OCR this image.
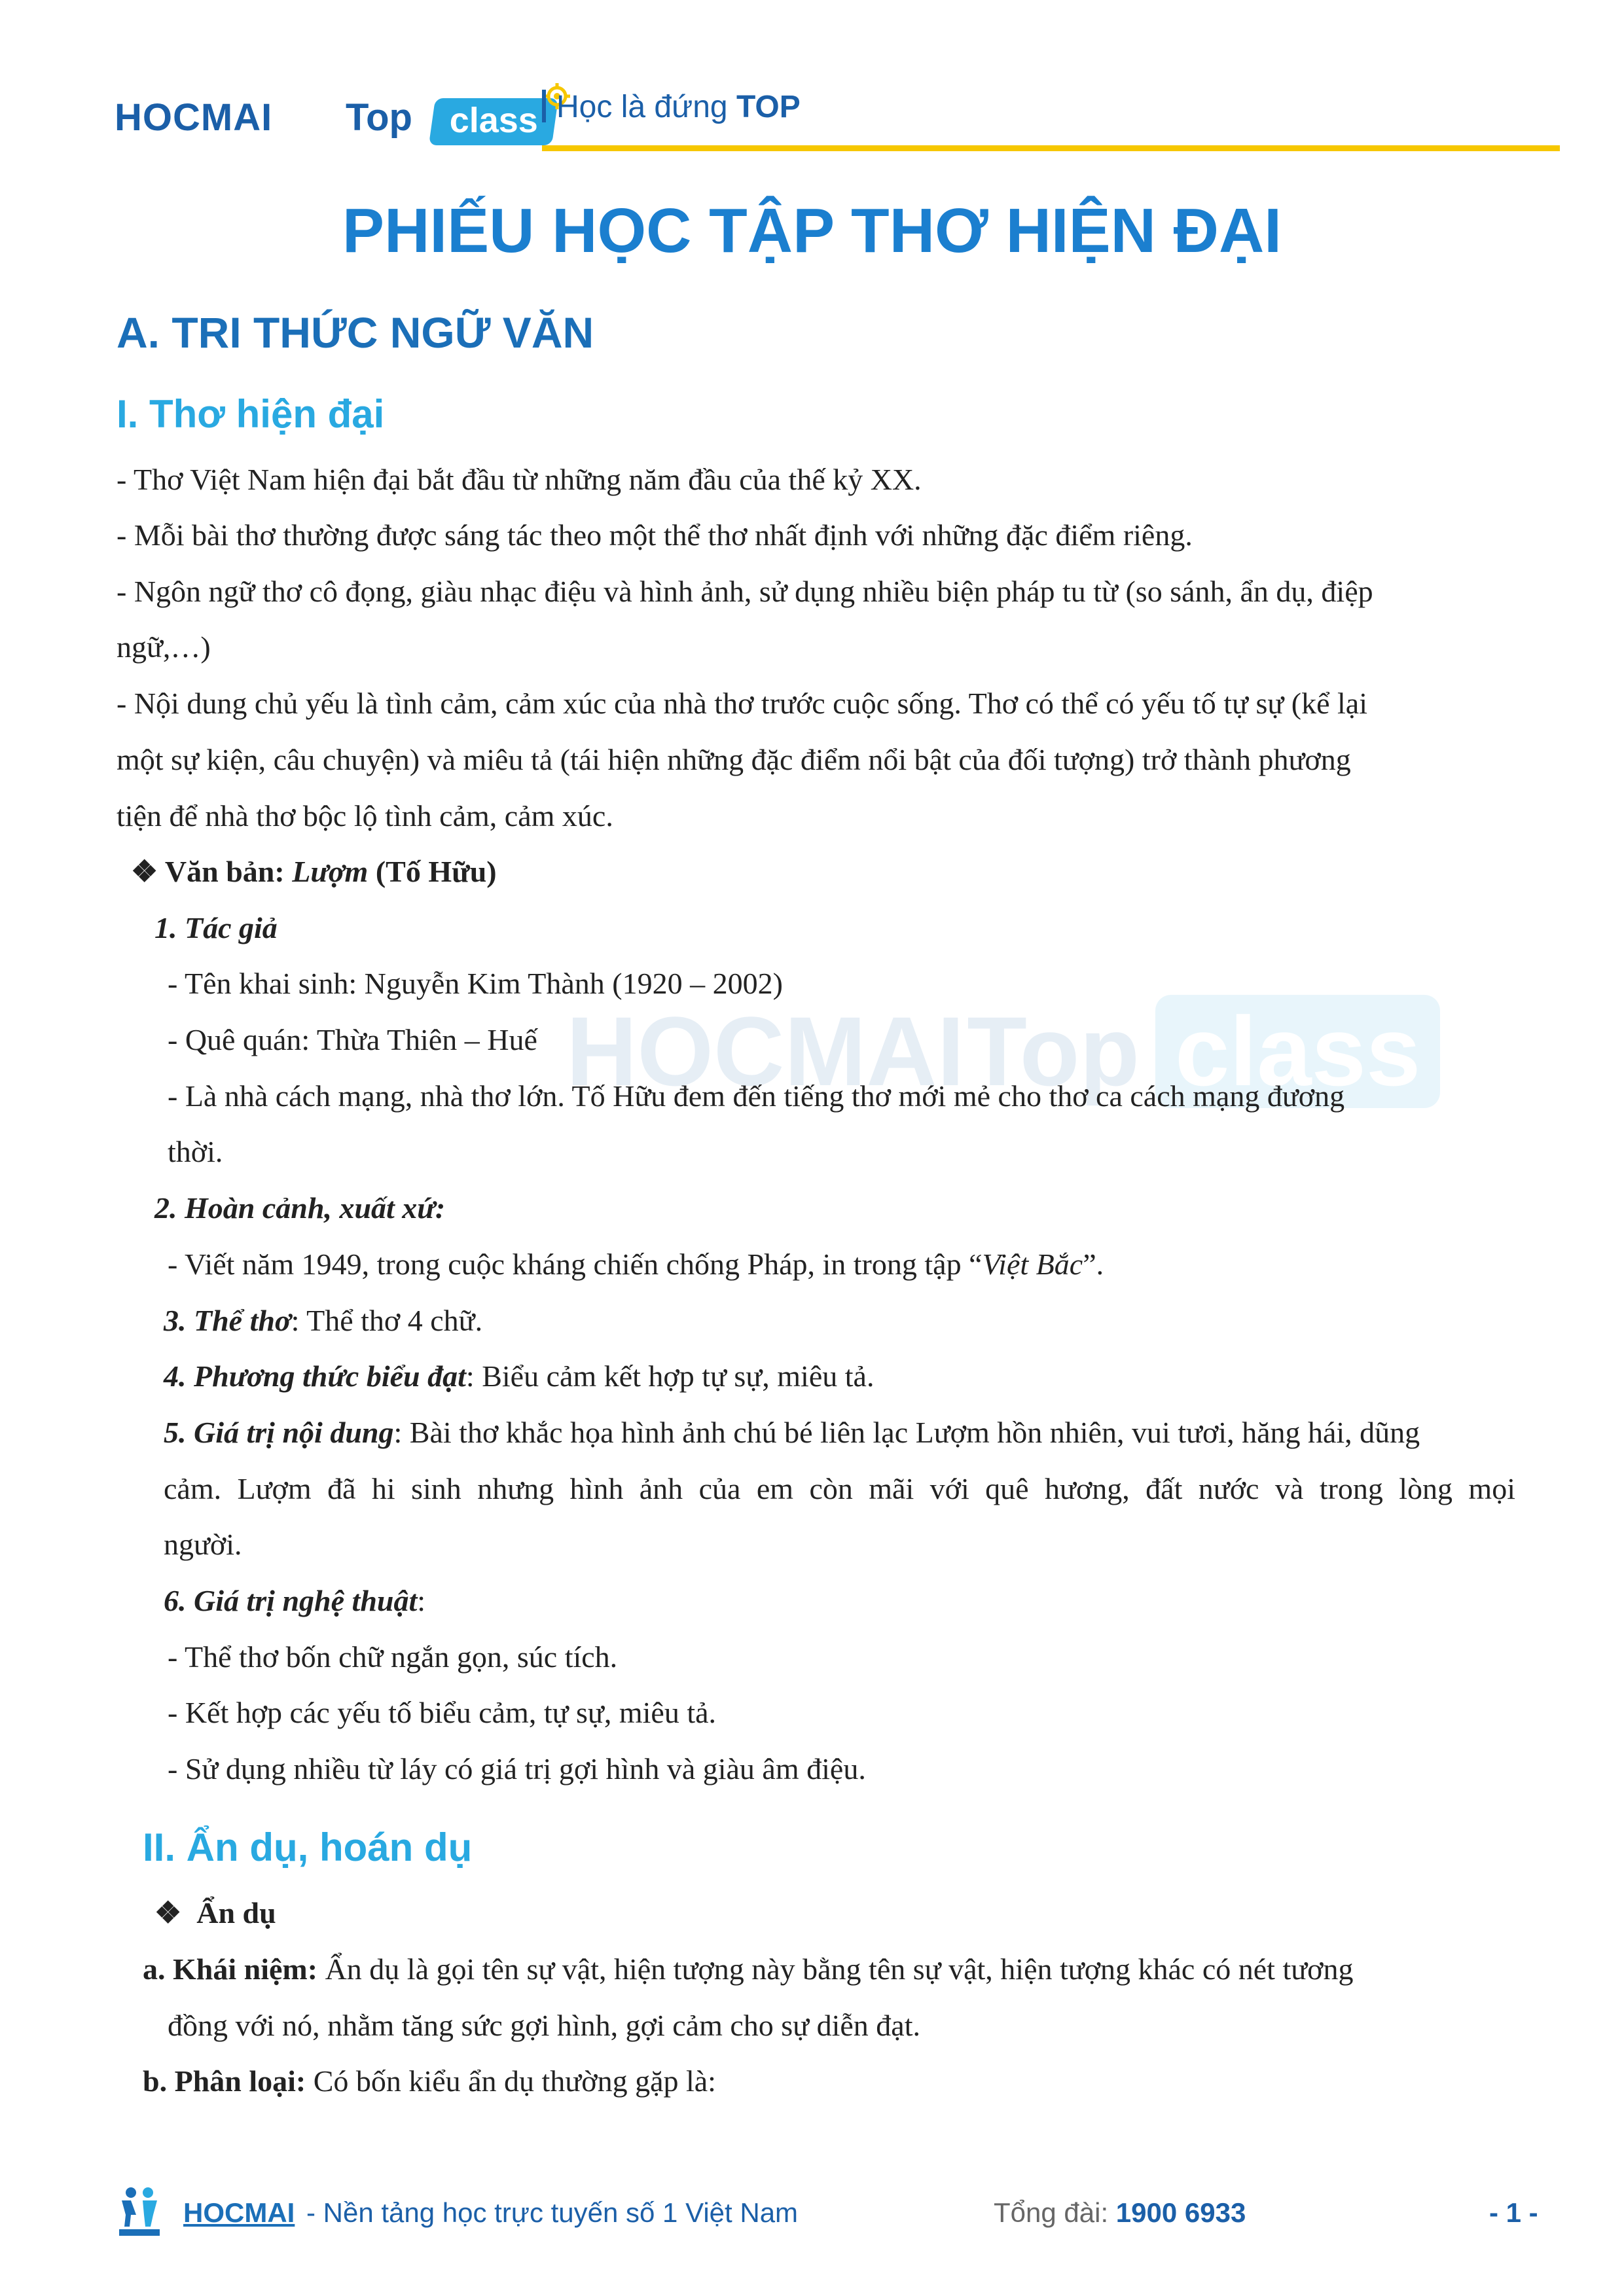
HOCMAI Top	class Học là đứng TOP
HOCMAI Top class
PHIẾU HỌC TẬP THƠ HIỆN ĐẠI
A. TRI THỨC NGỮ VĂN
I. Thơ hiện đại
- Thơ Việt Nam hiện đại bắt đầu từ những năm đầu của thế kỷ XX.
- Mỗi bài thơ thường được sáng tác theo một thể thơ nhất định với những đặc điểm riêng.
- Ngôn ngữ thơ cô đọng, giàu nhạc điệu và hình ảnh, sử dụng nhiều biện pháp tu từ (so sánh, ẩn dụ, điệp
ngữ,…)
- Nội dung chủ yếu là tình cảm, cảm xúc của nhà thơ trước cuộc sống. Thơ có thể có yếu tố tự sự (kể lại
một sự kiện, câu chuyện) và miêu tả (tái hiện những đặc điểm nổi bật của đối tượng) trở thành phương
tiện để nhà thơ bộc lộ tình cảm, cảm xúc.
❖ Văn bản: Lượm (Tố Hữu)
1. Tác giả
- Tên khai sinh: Nguyễn Kim Thành (1920 – 2002)
- Quê quán: Thừa Thiên – Huế
- Là nhà cách mạng, nhà thơ lớn. Tố Hữu đem đến tiếng thơ mới mẻ cho thơ ca cách mạng đương
thời.
2. Hoàn cảnh, xuất xứ:
- Viết năm 1949, trong cuộc kháng chiến chống Pháp, in trong tập “Việt Bắc”.
3. Thể thơ: Thể thơ 4 chữ.
4. Phương thức biểu đạt: Biểu cảm kết hợp tự sự, miêu tả.
5. Giá trị nội dung: Bài thơ khắc họa hình ảnh chú bé liên lạc Lượm hồn nhiên, vui tươi, hăng hái, dũng
cảm. Lượm đã hi sinh nhưng hình ảnh của em còn mãi với quê hương, đất nước và trong lòng mọi
người.
6. Giá trị nghệ thuật:
- Thể thơ bốn chữ ngắn gọn, súc tích.
- Kết hợp các yếu tố biểu cảm, tự sự, miêu tả.
- Sử dụng nhiều từ láy có giá trị gợi hình và giàu âm điệu.
II. Ẩn dụ, hoán dụ
❖ Ẩn dụ
a. Khái niệm: Ẩn dụ là gọi tên sự vật, hiện tượng này bằng tên sự vật, hiện tượng khác có nét tương
đồng với nó, nhằm tăng sức gợi hình, gợi cảm cho sự diễn đạt.
b. Phân loại: Có bốn kiểu ẩn dụ thường gặp là:
HOCMAI - Nền tảng học trực tuyến số 1 Việt Nam	Tổng đài: 1900 6933	- 1 -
┄┄┄┄┄┄
* _Set task_: Without the pictures, write out all of the material exactly.

* _Answer to this problem_:
OCR this image.
HOCMAI Top	class Học là đứng TOP
HOCMAI Top class
PHIẾU HỌC TẬP THƠ HIỆN ĐẠI
A. TRI THỨC NGỮ VĂN
I. Thơ hiện đại
- Thơ Việt Nam hiện đại bắt đầu từ những năm đầu của thế kỷ XX.
- Mỗi bài thơ thường được sáng tác theo một thể thơ nhất định với những đặc điểm riêng.
- Ngôn ngữ thơ cô đọng, giàu nhạc điệu và hình ảnh, sử dụng nhiều biện pháp tu từ (so sánh, ẩn dụ, điệp
ngữ,…)
- Nội dung chủ yếu là tình cảm, cảm xúc của nhà thơ trước cuộc sống. Thơ có thể có yếu tố tự sự (kể lại
một sự kiện, câu chuyện) và miêu tả (tái hiện những đặc điểm nổi bật của đối tượng) trở thành phương
tiện để nhà thơ bộc lộ tình cảm, cảm xúc.
❖ Văn bản: Lượm (Tố Hữu)
1. Tác giả
- Tên khai sinh: Nguyễn Kim Thành (1920 – 2002)
- Quê quán: Thừa Thiên – Huế
- Là nhà cách mạng, nhà thơ lớn. Tố Hữu đem đến tiếng thơ mới mẻ cho thơ ca cách mạng đương
thời.
2. Hoàn cảnh, xuất xứ:
- Viết năm 1949, trong cuộc kháng chiến chống Pháp, in trong tập “Việt Bắc”.
3. Thể thơ: Thể thơ 4 chữ.
4. Phương thức biểu đạt: Biểu cảm kết hợp tự sự, miêu tả.
5. Giá trị nội dung: Bài thơ khắc họa hình ảnh chú bé liên lạc Lượm hồn nhiên, vui tươi, hăng hái, dũng
cảm. Lượm đã hi sinh nhưng hình ảnh của em còn mãi với quê hương, đất nước và trong lòng mọi
người.
6. Giá trị nghệ thuật:
- Thể thơ bốn chữ ngắn gọn, súc tích.
- Kết hợp các yếu tố biểu cảm, tự sự, miêu tả.
- Sử dụng nhiều từ láy có giá trị gợi hình và giàu âm điệu.
II. Ẩn dụ, hoán dụ
❖ Ẩn dụ
a. Khái niệm: Ẩn dụ là gọi tên sự vật, hiện tượng này bằng tên sự vật, hiện tượng khác có nét tương
đồng với nó, nhằm tăng sức gợi hình, gợi cảm cho sự diễn đạt.
b. Phân loại: Có bốn kiểu ẩn dụ thường gặp là:
HOCMAI - Nền tảng học trực tuyến số 1 Việt Nam	Tổng đài: 1900 6933	- 1 -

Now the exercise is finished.